((
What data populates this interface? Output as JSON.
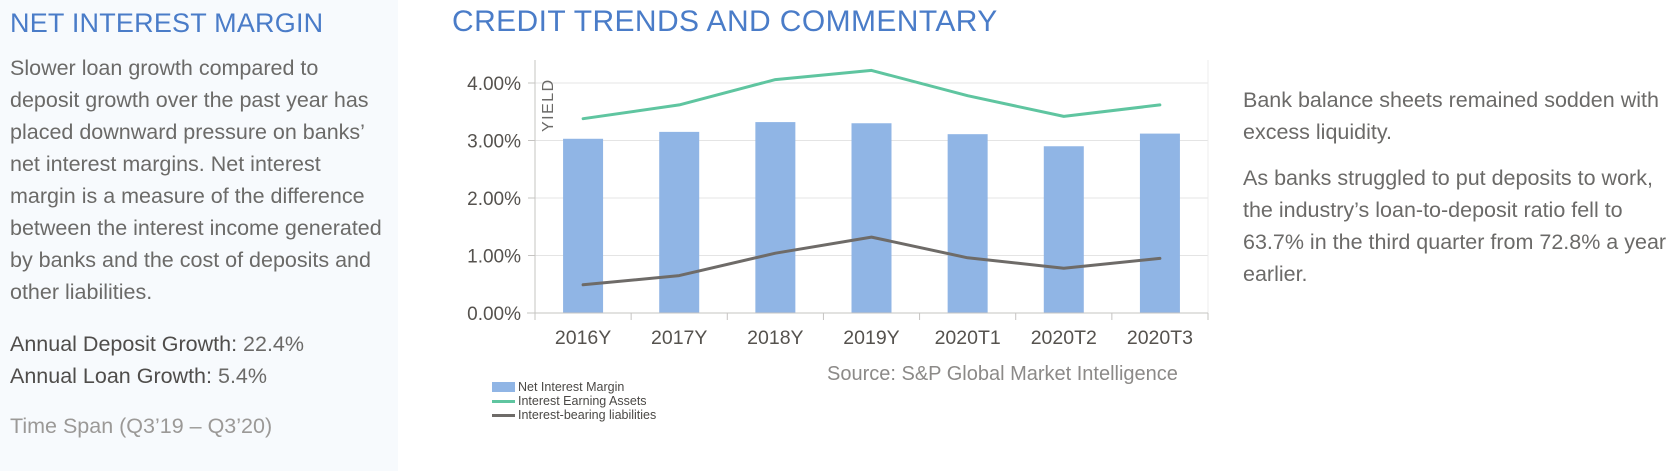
{
  "left_panel": {
    "title": "NET INTEREST MARGIN",
    "body": "Slower loan growth compared to deposit growth over the past year has placed downward pressure on banks’ net interest margins. Net interest margin is a measure of the difference between the interest income generated by banks and the cost of deposits and other liabilities.",
    "stats": [
      {
        "label": "Annual Deposit Growth:",
        "value": "22.4%"
      },
      {
        "label": "Annual Loan Growth:",
        "value": "5.4%"
      }
    ],
    "time_span": "Time Span (Q3’19 – Q3’20)"
  },
  "main": {
    "title": "CREDIT TRENDS AND COMMENTARY"
  },
  "commentary": {
    "paragraphs": [
      "Bank balance sheets remained sodden with excess liquidity.",
      "As banks struggled to put deposits to work, the industry’s loan-to-deposit ratio fell to 63.7% in the third quarter from 72.8% a year earlier."
    ]
  },
  "chart_data": {
    "type": "combo-bar-line",
    "categories": [
      "2016Y",
      "2017Y",
      "2018Y",
      "2019Y",
      "2020T1",
      "2020T2",
      "2020T3"
    ],
    "series": [
      {
        "name": "Net Interest Margin",
        "render": "bar",
        "color": "#90B5E5",
        "values": [
          3.03,
          3.15,
          3.32,
          3.3,
          3.11,
          2.9,
          3.12
        ]
      },
      {
        "name": "Interest Earning Assets",
        "render": "line",
        "color": "#5FC5A0",
        "values": [
          3.38,
          3.62,
          4.06,
          4.22,
          3.78,
          3.42,
          3.62
        ]
      },
      {
        "name": "Interest-bearing liabilities",
        "render": "line",
        "color": "#6E6B68",
        "values": [
          0.49,
          0.65,
          1.04,
          1.32,
          0.96,
          0.78,
          0.95
        ]
      }
    ],
    "ylabel": "YIELD",
    "ylim": [
      0,
      4.4
    ],
    "yticks": [
      "0.00%",
      "1.00%",
      "2.00%",
      "3.00%",
      "4.00%"
    ],
    "grid": true,
    "legend_position": "bottom-left",
    "source": "Source: S&P Global Market Intelligence"
  },
  "colors": {
    "heading_blue": "#4A7CC8",
    "body_gray": "#6B6A68",
    "panel_background": "#F7FAFD",
    "bar_blue": "#90B5E5",
    "line_green": "#5FC5A0",
    "line_gray": "#6E6B68"
  }
}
))
▶ Exercise:
Output the data above without changes, apart from leaving out the pictures.

▶ Exercise response:
What data populates this interface? Output as JSON.
{
  "left_panel": {
    "title": "NET INTEREST MARGIN",
    "body": "Slower loan growth compared to deposit growth over the past year has placed downward pressure on banks’ net interest margins. Net interest margin is a measure of the difference between the interest income generated by banks and the cost of deposits and other liabilities.",
    "stats": [
      {
        "label": "Annual Deposit Growth:",
        "value": "22.4%"
      },
      {
        "label": "Annual Loan Growth:",
        "value": "5.4%"
      }
    ],
    "time_span": "Time Span (Q3’19 – Q3’20)"
  },
  "main": {
    "title": "CREDIT TRENDS AND COMMENTARY"
  },
  "commentary": {
    "paragraphs": [
      "Bank balance sheets remained sodden with excess liquidity.",
      "As banks struggled to put deposits to work, the industry’s loan-to-deposit ratio fell to 63.7% in the third quarter from 72.8% a year earlier."
    ]
  },
  "chart_data": {
    "type": "combo-bar-line",
    "categories": [
      "2016Y",
      "2017Y",
      "2018Y",
      "2019Y",
      "2020T1",
      "2020T2",
      "2020T3"
    ],
    "series": [
      {
        "name": "Net Interest Margin",
        "render": "bar",
        "color": "#90B5E5",
        "values": [
          3.03,
          3.15,
          3.32,
          3.3,
          3.11,
          2.9,
          3.12
        ]
      },
      {
        "name": "Interest Earning Assets",
        "render": "line",
        "color": "#5FC5A0",
        "values": [
          3.38,
          3.62,
          4.06,
          4.22,
          3.78,
          3.42,
          3.62
        ]
      },
      {
        "name": "Interest-bearing liabilities",
        "render": "line",
        "color": "#6E6B68",
        "values": [
          0.49,
          0.65,
          1.04,
          1.32,
          0.96,
          0.78,
          0.95
        ]
      }
    ],
    "ylabel": "YIELD",
    "ylim": [
      0,
      4.4
    ],
    "yticks": [
      "0.00%",
      "1.00%",
      "2.00%",
      "3.00%",
      "4.00%"
    ],
    "grid": true,
    "legend_position": "bottom-left",
    "source": "Source: S&P Global Market Intelligence"
  },
  "colors": {
    "heading_blue": "#4A7CC8",
    "body_gray": "#6B6A68",
    "panel_background": "#F7FAFD",
    "bar_blue": "#90B5E5",
    "line_green": "#5FC5A0",
    "line_gray": "#6E6B68"
  }
}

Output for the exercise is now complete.